*** Data for the task ***
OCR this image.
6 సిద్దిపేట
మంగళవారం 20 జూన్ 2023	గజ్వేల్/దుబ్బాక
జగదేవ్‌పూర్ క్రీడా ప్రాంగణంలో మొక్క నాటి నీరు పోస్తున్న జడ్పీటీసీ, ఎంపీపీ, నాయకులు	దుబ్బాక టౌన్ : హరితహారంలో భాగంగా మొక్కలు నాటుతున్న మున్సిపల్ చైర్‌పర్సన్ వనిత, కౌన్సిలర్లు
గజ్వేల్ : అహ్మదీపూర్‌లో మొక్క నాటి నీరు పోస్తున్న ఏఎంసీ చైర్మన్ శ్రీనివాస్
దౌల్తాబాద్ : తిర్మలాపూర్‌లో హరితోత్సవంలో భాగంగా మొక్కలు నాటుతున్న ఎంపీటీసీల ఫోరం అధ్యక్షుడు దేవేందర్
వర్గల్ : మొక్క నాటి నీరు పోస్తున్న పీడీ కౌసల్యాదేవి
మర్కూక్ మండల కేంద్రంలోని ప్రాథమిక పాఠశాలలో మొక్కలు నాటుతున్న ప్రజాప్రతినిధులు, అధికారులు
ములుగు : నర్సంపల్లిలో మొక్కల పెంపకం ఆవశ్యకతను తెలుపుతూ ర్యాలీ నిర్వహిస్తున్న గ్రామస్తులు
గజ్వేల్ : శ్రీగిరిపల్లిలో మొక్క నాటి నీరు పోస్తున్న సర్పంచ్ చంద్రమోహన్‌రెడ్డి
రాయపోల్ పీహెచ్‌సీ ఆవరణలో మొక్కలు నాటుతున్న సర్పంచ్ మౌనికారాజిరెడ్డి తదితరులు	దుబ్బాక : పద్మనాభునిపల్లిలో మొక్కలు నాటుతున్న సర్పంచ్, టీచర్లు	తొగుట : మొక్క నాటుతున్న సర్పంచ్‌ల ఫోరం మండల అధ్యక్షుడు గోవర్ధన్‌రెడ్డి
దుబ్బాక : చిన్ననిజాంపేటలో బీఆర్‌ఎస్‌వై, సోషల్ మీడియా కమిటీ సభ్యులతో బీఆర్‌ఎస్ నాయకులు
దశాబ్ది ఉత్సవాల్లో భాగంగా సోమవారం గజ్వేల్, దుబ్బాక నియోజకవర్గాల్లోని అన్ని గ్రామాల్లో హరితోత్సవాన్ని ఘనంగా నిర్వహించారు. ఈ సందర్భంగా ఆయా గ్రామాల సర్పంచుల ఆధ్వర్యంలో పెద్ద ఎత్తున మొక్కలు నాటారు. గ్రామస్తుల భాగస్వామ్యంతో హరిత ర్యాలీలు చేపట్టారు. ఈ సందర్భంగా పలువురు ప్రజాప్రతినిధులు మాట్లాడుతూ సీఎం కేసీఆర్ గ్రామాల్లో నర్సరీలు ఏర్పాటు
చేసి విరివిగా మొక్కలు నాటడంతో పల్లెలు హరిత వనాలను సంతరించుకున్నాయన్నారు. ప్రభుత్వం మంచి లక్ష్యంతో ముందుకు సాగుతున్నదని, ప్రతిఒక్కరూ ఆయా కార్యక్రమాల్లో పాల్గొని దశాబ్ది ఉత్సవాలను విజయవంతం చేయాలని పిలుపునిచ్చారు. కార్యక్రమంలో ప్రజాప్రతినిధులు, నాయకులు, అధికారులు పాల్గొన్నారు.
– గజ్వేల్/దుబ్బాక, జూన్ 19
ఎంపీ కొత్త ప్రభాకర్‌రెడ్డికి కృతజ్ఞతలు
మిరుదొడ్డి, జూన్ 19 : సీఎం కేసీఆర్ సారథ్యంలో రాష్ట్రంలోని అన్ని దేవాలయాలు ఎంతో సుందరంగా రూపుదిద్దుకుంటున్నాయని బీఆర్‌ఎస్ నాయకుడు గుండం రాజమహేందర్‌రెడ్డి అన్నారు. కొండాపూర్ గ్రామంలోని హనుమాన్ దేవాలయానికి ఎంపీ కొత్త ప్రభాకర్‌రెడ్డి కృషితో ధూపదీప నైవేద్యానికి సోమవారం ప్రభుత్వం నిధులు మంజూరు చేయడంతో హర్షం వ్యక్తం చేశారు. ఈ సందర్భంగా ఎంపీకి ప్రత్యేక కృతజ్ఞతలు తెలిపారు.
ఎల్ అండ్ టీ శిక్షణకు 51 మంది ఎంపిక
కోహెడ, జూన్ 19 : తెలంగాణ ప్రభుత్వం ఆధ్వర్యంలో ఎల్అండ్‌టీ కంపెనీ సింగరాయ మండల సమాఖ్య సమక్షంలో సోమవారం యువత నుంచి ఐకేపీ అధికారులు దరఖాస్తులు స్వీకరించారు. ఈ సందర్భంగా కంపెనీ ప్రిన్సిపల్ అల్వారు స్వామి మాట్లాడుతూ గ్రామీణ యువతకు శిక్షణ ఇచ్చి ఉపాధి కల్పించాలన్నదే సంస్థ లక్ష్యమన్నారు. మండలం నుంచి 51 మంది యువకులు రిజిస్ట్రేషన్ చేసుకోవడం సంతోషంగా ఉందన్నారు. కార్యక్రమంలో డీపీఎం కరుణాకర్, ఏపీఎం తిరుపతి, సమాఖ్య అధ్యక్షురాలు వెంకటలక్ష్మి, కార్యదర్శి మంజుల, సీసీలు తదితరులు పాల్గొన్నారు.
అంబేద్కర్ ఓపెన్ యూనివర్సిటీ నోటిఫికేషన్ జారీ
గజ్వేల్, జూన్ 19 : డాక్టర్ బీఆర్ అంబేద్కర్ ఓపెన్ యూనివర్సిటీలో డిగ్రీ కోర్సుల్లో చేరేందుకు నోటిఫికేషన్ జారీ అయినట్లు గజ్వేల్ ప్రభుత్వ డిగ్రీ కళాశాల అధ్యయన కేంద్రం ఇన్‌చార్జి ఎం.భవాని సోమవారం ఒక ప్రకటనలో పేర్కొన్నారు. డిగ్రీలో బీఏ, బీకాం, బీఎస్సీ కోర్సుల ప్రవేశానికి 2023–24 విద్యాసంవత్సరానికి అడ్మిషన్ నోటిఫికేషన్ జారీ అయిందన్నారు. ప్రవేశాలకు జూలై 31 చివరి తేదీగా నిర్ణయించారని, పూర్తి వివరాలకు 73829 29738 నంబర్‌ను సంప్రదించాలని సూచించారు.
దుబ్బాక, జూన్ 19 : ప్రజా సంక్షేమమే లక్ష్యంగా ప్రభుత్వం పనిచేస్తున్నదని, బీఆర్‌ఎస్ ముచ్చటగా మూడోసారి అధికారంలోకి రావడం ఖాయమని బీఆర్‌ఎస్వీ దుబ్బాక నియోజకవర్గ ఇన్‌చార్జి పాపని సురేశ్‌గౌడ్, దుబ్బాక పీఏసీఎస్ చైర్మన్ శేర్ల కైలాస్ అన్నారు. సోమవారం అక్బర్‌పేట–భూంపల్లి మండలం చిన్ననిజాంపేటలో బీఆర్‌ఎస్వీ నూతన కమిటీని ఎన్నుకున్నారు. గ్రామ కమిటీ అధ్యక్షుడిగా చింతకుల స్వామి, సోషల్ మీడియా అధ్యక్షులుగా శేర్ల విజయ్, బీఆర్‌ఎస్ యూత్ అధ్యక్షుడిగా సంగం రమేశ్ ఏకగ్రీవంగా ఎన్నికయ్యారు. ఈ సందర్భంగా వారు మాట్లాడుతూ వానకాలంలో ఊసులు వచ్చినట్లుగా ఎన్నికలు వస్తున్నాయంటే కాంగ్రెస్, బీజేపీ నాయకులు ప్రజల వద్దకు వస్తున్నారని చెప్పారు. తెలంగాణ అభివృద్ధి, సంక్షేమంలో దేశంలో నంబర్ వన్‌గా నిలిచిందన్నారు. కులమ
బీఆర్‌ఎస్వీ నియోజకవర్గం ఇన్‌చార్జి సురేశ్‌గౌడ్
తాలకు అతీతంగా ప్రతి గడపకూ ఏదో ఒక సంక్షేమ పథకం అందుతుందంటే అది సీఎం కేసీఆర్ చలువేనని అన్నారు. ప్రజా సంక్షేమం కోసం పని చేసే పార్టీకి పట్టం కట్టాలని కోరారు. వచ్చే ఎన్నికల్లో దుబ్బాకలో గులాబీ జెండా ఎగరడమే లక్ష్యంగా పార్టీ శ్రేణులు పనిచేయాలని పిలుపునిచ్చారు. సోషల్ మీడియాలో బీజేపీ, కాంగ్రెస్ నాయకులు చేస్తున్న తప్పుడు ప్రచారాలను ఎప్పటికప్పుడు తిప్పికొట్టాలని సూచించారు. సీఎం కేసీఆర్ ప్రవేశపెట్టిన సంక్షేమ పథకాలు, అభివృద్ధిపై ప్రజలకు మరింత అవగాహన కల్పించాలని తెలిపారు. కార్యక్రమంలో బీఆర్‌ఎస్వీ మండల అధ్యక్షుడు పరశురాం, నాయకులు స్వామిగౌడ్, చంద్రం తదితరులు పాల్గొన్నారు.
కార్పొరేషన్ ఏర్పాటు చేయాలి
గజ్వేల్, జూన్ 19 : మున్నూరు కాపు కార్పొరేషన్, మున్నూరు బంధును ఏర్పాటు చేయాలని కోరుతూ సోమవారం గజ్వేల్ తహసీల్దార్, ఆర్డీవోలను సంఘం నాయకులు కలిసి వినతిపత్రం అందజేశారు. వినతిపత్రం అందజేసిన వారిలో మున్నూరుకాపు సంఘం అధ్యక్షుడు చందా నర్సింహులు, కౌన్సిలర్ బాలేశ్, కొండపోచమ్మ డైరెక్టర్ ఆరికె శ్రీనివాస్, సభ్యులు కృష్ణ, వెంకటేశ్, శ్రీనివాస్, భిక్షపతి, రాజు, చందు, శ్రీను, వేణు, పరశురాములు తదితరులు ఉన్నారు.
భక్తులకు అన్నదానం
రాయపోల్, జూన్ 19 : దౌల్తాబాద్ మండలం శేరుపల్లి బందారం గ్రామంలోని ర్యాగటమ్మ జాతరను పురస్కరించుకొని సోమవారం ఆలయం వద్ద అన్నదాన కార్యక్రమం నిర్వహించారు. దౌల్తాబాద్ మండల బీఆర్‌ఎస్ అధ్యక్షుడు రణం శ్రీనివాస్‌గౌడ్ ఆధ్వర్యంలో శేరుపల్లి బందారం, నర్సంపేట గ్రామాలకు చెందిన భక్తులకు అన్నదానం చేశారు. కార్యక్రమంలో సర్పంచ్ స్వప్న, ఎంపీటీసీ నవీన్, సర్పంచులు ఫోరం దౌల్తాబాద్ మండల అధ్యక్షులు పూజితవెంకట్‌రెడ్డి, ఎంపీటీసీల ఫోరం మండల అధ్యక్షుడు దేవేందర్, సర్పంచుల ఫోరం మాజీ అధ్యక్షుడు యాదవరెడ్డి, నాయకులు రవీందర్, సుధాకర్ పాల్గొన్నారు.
***
Filter the listing for the word "జకవర" and copy every line that holds it.

దశాబ్ది ఉత్సవాల్లో భాగంగా సోమవారం గజ్వేల్, దుబ్బాక నియోజకవర్గాల్లోని అన్ని గ్రామాల్లో హరితోత్సవాన్ని ఘనంగా నిర్వహించారు. ఈ సందర్భంగా ఆయా గ్రామాల సర్పంచుల ఆధ్వర్యంలో పెద్ద ఎత్తున మొక్కలు నాటారు. గ్రామస్తుల భాగస్వామ్యంతో హరిత ర్యాలీలు చేపట్టారు. ఈ సందర్భంగా పలువురు ప్రజాప్రతినిధులు మాట్లాడుతూ సీఎం కేసీఆర్ గ్రామాల్లో నర్సరీలు ఏర్పాటు
దుబ్బాక, జూన్ 19 : ప్రజా సంక్షేమమే లక్ష్యంగా ప్రభుత్వం పనిచేస్తున్నదని, బీఆర్‌ఎస్ ముచ్చటగా మూడోసారి అధికారంలోకి రావడం ఖాయమని బీఆర్‌ఎస్వీ దుబ్బాక నియోజకవర్గ ఇన్‌చార్జి పాపని సురేశ్‌గౌడ్, దుబ్బాక పీఏసీఎస్ చైర్మన్ శేర్ల కైలాస్ అన్నారు. సోమవారం అక్బర్‌పేట–భూంపల్లి మండలం చిన్ననిజాంపేటలో బీఆర్‌ఎస్వీ నూతన కమిటీని ఎన్నుకున్నారు. గ్రామ కమిటీ అధ్యక్షుడిగా చింతకుల స్వామి, సోషల్ మీడియా అధ్యక్షులుగా శేర్ల విజయ్, బీఆర్‌ఎస్ యూత్ అధ్యక్షుడిగా సంగం రమేశ్ ఏకగ్రీవంగా ఎన్నికయ్యారు. ఈ సందర్భంగా వారు మాట్లాడుతూ వానకాలంలో ఊసులు వచ్చినట్లుగా ఎన్నికలు వస్తున్నాయంటే కాంగ్రెస్, బీజేపీ నాయకులు ప్రజల వద్దకు వస్తున్నారని చెప్పారు. తెలంగాణ అభివృద్ధి, సంక్షేమంలో దేశంలో నంబర్ వన్‌గా నిలిచిందన్నారు. కులమ
బీఆర్‌ఎస్వీ నియోజకవర్గం ఇన్‌చార్జి సురేశ్‌గౌడ్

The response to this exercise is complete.